Could you copy out the material word for word, from its first line through the line that contains "footer-suffix: 了解和购买: [414, 1072, 525, 1097]"?
Begin
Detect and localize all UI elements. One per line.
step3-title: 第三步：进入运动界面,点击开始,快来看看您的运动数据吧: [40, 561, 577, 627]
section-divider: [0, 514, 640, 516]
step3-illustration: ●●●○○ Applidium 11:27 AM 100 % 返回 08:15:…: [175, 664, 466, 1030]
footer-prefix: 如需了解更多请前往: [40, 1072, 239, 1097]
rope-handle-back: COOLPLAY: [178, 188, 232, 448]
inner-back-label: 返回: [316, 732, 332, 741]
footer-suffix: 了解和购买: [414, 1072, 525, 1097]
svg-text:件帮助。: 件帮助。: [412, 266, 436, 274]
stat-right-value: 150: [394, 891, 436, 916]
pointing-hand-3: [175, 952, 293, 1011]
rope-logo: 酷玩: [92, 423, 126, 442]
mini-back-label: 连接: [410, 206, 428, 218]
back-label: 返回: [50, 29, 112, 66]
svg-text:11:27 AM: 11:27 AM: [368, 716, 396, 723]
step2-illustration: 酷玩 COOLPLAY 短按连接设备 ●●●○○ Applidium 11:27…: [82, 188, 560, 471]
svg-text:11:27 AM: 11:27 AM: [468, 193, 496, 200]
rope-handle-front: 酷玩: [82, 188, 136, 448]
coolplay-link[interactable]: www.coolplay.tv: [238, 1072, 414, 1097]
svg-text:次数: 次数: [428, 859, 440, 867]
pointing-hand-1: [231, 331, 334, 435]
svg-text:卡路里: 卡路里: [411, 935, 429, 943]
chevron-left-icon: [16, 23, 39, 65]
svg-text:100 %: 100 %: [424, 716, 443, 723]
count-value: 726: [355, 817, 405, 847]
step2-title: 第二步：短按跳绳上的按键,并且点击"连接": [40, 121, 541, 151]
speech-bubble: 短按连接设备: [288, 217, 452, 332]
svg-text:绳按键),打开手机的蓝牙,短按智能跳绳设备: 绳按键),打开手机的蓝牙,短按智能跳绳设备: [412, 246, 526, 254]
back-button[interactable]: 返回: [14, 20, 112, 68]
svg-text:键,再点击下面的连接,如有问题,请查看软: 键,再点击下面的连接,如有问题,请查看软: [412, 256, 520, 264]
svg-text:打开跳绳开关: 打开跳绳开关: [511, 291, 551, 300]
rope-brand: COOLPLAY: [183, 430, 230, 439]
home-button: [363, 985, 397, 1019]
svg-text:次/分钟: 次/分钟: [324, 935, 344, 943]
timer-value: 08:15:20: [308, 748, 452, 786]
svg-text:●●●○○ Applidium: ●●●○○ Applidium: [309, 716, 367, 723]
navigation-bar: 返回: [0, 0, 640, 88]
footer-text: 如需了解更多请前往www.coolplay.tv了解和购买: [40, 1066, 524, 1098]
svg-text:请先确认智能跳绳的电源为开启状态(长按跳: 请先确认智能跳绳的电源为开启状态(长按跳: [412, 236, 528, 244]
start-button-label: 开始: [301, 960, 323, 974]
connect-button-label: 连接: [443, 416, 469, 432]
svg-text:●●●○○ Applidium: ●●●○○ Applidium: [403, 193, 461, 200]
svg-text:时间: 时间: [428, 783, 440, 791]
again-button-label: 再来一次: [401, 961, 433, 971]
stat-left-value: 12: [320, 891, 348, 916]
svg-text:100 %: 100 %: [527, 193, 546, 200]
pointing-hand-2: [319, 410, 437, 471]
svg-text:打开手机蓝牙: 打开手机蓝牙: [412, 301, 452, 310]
End
Full answer:
Detect and localize all UI elements. One per line.
step3-title: 第三步：进入运动界面,点击开始,快来看看您的运动数据吧: [40, 561, 577, 627]
section-divider: [0, 514, 640, 516]
step3-illustration: ●●●○○ Applidium 11:27 AM 100 % 返回 08:15:…: [175, 664, 466, 1030]
footer-prefix: 如需了解更多请前往: [40, 1072, 239, 1097]
rope-handle-back: COOLPLAY: [178, 188, 232, 448]
inner-back-label: 返回: [316, 732, 332, 741]
footer-suffix: 了解和购买: [414, 1072, 525, 1097]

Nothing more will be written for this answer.